- The exercise
All of the data needs to be repeated exactly.

··········

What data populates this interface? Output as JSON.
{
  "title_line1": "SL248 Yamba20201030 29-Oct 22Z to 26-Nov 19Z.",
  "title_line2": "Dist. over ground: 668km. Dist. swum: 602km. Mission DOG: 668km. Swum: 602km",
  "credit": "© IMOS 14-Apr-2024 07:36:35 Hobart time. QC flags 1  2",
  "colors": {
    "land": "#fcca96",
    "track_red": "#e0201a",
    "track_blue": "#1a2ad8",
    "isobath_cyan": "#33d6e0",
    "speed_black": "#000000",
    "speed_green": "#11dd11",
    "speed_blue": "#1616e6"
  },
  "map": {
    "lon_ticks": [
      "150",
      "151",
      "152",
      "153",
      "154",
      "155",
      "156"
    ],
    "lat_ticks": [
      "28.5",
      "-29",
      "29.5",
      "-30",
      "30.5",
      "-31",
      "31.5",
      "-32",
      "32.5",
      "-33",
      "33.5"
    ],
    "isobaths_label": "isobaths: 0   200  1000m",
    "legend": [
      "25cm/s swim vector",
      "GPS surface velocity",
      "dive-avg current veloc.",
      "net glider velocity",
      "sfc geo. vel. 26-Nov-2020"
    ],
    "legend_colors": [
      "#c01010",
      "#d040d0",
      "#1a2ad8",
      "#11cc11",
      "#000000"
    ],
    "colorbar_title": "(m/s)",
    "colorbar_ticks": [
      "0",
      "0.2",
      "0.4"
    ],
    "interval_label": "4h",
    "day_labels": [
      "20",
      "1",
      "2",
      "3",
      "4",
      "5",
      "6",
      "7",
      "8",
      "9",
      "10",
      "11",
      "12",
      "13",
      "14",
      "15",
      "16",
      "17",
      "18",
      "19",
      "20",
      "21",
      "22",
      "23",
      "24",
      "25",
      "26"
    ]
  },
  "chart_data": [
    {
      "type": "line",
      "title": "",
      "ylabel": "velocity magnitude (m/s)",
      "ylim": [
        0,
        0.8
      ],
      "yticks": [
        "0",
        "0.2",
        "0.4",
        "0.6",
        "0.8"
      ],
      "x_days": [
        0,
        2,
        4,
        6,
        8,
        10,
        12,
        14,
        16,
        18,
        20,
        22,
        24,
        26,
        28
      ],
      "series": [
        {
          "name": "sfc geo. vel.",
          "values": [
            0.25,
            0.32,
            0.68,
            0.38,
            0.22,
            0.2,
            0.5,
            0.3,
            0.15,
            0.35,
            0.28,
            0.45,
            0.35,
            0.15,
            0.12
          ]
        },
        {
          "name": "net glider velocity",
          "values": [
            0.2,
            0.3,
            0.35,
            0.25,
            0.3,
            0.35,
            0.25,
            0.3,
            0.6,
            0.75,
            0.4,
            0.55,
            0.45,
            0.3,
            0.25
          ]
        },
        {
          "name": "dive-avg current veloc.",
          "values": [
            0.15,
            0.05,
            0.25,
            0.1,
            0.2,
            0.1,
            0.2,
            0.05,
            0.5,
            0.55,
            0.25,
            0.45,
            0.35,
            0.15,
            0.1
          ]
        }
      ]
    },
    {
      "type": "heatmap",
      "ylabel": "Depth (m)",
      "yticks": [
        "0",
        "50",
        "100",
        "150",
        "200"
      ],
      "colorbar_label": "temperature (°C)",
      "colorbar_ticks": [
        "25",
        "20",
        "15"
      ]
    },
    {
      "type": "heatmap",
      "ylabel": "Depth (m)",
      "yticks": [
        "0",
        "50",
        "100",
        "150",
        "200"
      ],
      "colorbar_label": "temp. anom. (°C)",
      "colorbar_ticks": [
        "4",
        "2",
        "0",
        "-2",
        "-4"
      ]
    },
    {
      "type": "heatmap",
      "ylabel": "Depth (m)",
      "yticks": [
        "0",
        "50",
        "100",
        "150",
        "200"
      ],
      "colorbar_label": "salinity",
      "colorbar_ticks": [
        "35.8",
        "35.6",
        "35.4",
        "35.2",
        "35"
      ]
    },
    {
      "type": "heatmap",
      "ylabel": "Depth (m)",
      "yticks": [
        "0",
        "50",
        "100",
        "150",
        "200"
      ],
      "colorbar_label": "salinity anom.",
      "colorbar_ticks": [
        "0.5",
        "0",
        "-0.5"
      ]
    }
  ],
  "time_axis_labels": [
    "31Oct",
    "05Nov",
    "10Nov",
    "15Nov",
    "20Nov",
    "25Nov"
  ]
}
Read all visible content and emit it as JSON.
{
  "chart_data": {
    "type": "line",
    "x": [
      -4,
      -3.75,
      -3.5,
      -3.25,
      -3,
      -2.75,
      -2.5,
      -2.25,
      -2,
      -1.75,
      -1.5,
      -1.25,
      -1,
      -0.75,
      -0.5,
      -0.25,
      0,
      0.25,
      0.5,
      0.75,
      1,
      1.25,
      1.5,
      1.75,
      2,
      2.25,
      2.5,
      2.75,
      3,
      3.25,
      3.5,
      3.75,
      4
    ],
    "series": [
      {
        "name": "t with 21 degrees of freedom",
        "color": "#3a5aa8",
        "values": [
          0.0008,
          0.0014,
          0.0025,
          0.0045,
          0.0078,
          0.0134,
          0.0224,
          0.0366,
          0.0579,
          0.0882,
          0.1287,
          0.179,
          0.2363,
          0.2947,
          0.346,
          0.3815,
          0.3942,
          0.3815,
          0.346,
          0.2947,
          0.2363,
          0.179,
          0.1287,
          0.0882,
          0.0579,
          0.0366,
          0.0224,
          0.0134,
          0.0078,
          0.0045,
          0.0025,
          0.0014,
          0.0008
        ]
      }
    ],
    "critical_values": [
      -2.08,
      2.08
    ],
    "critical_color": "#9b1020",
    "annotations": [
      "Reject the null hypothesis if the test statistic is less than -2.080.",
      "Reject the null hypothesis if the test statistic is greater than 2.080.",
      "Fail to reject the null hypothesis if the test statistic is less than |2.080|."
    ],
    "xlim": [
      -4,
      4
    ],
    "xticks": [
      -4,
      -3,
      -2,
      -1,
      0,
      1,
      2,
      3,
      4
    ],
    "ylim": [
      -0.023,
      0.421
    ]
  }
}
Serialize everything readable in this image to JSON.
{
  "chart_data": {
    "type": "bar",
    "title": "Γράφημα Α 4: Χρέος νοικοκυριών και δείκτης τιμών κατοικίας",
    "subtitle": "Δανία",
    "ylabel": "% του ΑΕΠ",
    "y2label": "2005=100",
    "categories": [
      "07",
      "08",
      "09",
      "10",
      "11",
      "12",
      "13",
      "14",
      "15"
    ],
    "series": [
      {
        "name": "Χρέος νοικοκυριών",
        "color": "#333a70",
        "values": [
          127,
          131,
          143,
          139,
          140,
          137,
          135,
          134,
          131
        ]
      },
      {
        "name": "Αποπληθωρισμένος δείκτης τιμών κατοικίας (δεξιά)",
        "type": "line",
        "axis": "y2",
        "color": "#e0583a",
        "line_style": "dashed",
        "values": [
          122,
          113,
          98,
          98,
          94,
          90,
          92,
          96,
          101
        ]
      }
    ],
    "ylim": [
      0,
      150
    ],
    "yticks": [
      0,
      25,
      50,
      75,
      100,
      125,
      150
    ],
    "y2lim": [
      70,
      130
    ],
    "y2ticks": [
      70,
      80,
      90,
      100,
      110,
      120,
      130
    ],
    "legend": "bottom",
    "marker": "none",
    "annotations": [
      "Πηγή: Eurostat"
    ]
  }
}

··········

- Exercise output
What data populates this interface? Output as JSON.
{
  "title_line1": "SL248 Yamba20201030 29-Oct 22Z to 26-Nov 19Z.",
  "title_line2": "Dist. over ground: 668km. Dist. swum: 602km. Mission DOG: 668km. Swum: 602km",
  "credit": "© IMOS 14-Apr-2024 07:36:35 Hobart time. QC flags 1  2",
  "colors": {
    "land": "#fcca96",
    "track_red": "#e0201a",
    "track_blue": "#1a2ad8",
    "isobath_cyan": "#33d6e0",
    "speed_black": "#000000",
    "speed_green": "#11dd11",
    "speed_blue": "#1616e6"
  },
  "map": {
    "lon_ticks": [
      "150",
      "151",
      "152",
      "153",
      "154",
      "155",
      "156"
    ],
    "lat_ticks": [
      "28.5",
      "-29",
      "29.5",
      "-30",
      "30.5",
      "-31",
      "31.5",
      "-32",
      "32.5",
      "-33",
      "33.5"
    ],
    "isobaths_label": "isobaths: 0   200  1000m",
    "legend": [
      "25cm/s swim vector",
      "GPS surface velocity",
      "dive-avg current veloc.",
      "net glider velocity",
      "sfc geo. vel. 26-Nov-2020"
    ],
    "legend_colors": [
      "#c01010",
      "#d040d0",
      "#1a2ad8",
      "#11cc11",
      "#000000"
    ],
    "colorbar_title": "(m/s)",
    "colorbar_ticks": [
      "0",
      "0.2",
      "0.4"
    ],
    "interval_label": "4h",
    "day_labels": [
      "20",
      "1",
      "2",
      "3",
      "4",
      "5",
      "6",
      "7",
      "8",
      "9",
      "10",
      "11",
      "12",
      "13",
      "14",
      "15",
      "16",
      "17",
      "18",
      "19",
      "20",
      "21",
      "22",
      "23",
      "24",
      "25",
      "26"
    ]
  },
  "chart_data": [
    {
      "type": "line",
      "title": "",
      "ylabel": "velocity magnitude (m/s)",
      "ylim": [
        0,
        0.8
      ],
      "yticks": [
        "0",
        "0.2",
        "0.4",
        "0.6",
        "0.8"
      ],
      "x_days": [
        0,
        2,
        4,
        6,
        8,
        10,
        12,
        14,
        16,
        18,
        20,
        22,
        24,
        26,
        28
      ],
      "series": [
        {
          "name": "sfc geo. vel.",
          "values": [
            0.25,
            0.32,
            0.68,
            0.38,
            0.22,
            0.2,
            0.5,
            0.3,
            0.15,
            0.35,
            0.28,
            0.45,
            0.35,
            0.15,
            0.12
          ]
        },
        {
          "name": "net glider velocity",
          "values": [
            0.2,
            0.3,
            0.35,
            0.25,
            0.3,
            0.35,
            0.25,
            0.3,
            0.6,
            0.75,
            0.4,
            0.55,
            0.45,
            0.3,
            0.25
          ]
        },
        {
          "name": "dive-avg current veloc.",
          "values": [
            0.15,
            0.05,
            0.25,
            0.1,
            0.2,
            0.1,
            0.2,
            0.05,
            0.5,
            0.55,
            0.25,
            0.45,
            0.35,
            0.15,
            0.1
          ]
        }
      ]
    },
    {
      "type": "heatmap",
      "ylabel": "Depth (m)",
      "yticks": [
        "0",
        "50",
        "100",
        "150",
        "200"
      ],
      "colorbar_label": "temperature (°C)",
      "colorbar_ticks": [
        "25",
        "20",
        "15"
      ]
    },
    {
      "type": "heatmap",
      "ylabel": "Depth (m)",
      "yticks": [
        "0",
        "50",
        "100",
        "150",
        "200"
      ],
      "colorbar_label": "temp. anom. (°C)",
      "colorbar_ticks": [
        "4",
        "2",
        "0",
        "-2",
        "-4"
      ]
    },
    {
      "type": "heatmap",
      "ylabel": "Depth (m)",
      "yticks": [
        "0",
        "50",
        "100",
        "150",
        "200"
      ],
      "colorbar_label": "salinity",
      "colorbar_ticks": [
        "35.8",
        "35.6",
        "35.4",
        "35.2",
        "35"
      ]
    },
    {
      "type": "heatmap",
      "ylabel": "Depth (m)",
      "yticks": [
        "0",
        "50",
        "100",
        "150",
        "200"
      ],
      "colorbar_label": "salinity anom.",
      "colorbar_ticks": [
        "0.5",
        "0",
        "-0.5"
      ]
    }
  ],
  "time_axis_labels": [
    "31Oct",
    "05Nov",
    "10Nov",
    "15Nov",
    "20Nov",
    "25Nov"
  ]
}
Read all visible content and emit it as JSON.
{
  "chart_data": {
    "type": "line",
    "x": [
      -4,
      -3.75,
      -3.5,
      -3.25,
      -3,
      -2.75,
      -2.5,
      -2.25,
      -2,
      -1.75,
      -1.5,
      -1.25,
      -1,
      -0.75,
      -0.5,
      -0.25,
      0,
      0.25,
      0.5,
      0.75,
      1,
      1.25,
      1.5,
      1.75,
      2,
      2.25,
      2.5,
      2.75,
      3,
      3.25,
      3.5,
      3.75,
      4
    ],
    "series": [
      {
        "name": "t with 21 degrees of freedom",
        "color": "#3a5aa8",
        "values": [
          0.0008,
          0.0014,
          0.0025,
          0.0045,
          0.0078,
          0.0134,
          0.0224,
          0.0366,
          0.0579,
          0.0882,
          0.1287,
          0.179,
          0.2363,
          0.2947,
          0.346,
          0.3815,
          0.3942,
          0.3815,
          0.346,
          0.2947,
          0.2363,
          0.179,
          0.1287,
          0.0882,
          0.0579,
          0.0366,
          0.0224,
          0.0134,
          0.0078,
          0.0045,
          0.0025,
          0.0014,
          0.0008
        ]
      }
    ],
    "critical_values": [
      -2.08,
      2.08
    ],
    "critical_color": "#9b1020",
    "annotations": [
      "Reject the null hypothesis if the test statistic is less than -2.080.",
      "Reject the null hypothesis if the test statistic is greater than 2.080.",
      "Fail to reject the null hypothesis if the test statistic is less than |2.080|."
    ],
    "xlim": [
      -4,
      4
    ],
    "xticks": [
      -4,
      -3,
      -2,
      -1,
      0,
      1,
      2,
      3,
      4
    ],
    "ylim": [
      -0.023,
      0.421
    ]
  }
}
Serialize everything readable in this image to JSON.
{
  "chart_data": {
    "type": "bar",
    "title": "Γράφημα Α 4: Χρέος νοικοκυριών και δείκτης τιμών κατοικίας",
    "subtitle": "Δανία",
    "ylabel": "% του ΑΕΠ",
    "y2label": "2005=100",
    "categories": [
      "07",
      "08",
      "09",
      "10",
      "11",
      "12",
      "13",
      "14",
      "15"
    ],
    "series": [
      {
        "name": "Χρέος νοικοκυριών",
        "color": "#333a70",
        "values": [
          127,
          131,
          143,
          139,
          140,
          137,
          135,
          134,
          131
        ]
      },
      {
        "name": "Αποπληθωρισμένος δείκτης τιμών κατοικίας (δεξιά)",
        "type": "line",
        "axis": "y2",
        "color": "#e0583a",
        "line_style": "dashed",
        "values": [
          122,
          113,
          98,
          98,
          94,
          90,
          92,
          96,
          101
        ]
      }
    ],
    "ylim": [
      0,
      150
    ],
    "yticks": [
      0,
      25,
      50,
      75,
      100,
      125,
      150
    ],
    "y2lim": [
      70,
      130
    ],
    "y2ticks": [
      70,
      80,
      90,
      100,
      110,
      120,
      130
    ],
    "legend": "bottom",
    "marker": "none",
    "annotations": [
      "Πηγή: Eurostat"
    ]
  }
}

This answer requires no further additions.